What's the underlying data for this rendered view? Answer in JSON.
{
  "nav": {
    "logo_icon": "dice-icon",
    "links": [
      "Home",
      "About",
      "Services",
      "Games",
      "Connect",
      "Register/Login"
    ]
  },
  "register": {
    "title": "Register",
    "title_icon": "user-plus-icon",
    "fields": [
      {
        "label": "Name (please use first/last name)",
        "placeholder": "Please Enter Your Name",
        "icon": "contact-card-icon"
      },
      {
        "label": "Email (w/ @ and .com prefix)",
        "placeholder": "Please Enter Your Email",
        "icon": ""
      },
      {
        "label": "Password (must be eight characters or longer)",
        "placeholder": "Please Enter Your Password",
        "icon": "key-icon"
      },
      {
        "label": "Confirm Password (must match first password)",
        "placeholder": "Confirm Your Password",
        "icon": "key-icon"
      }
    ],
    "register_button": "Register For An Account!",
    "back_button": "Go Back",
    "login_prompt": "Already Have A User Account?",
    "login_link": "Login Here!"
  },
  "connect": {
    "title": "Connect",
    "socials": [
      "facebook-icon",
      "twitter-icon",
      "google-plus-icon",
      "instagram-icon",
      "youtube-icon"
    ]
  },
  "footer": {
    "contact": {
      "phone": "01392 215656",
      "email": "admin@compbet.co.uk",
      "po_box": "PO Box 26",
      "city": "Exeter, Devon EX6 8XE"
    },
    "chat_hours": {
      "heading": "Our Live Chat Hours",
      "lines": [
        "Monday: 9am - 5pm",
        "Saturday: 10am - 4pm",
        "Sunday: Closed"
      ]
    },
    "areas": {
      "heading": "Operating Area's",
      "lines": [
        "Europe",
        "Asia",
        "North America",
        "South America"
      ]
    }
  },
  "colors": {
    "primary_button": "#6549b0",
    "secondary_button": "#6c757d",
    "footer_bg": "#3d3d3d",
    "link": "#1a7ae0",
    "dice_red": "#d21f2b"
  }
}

**Work to complete:**
Go through the records and pull out each line that includes the word "first".

**Task solution:**
        "label": "Name (please use first/last name)",
        "label": "Confirm Password (must match first password)",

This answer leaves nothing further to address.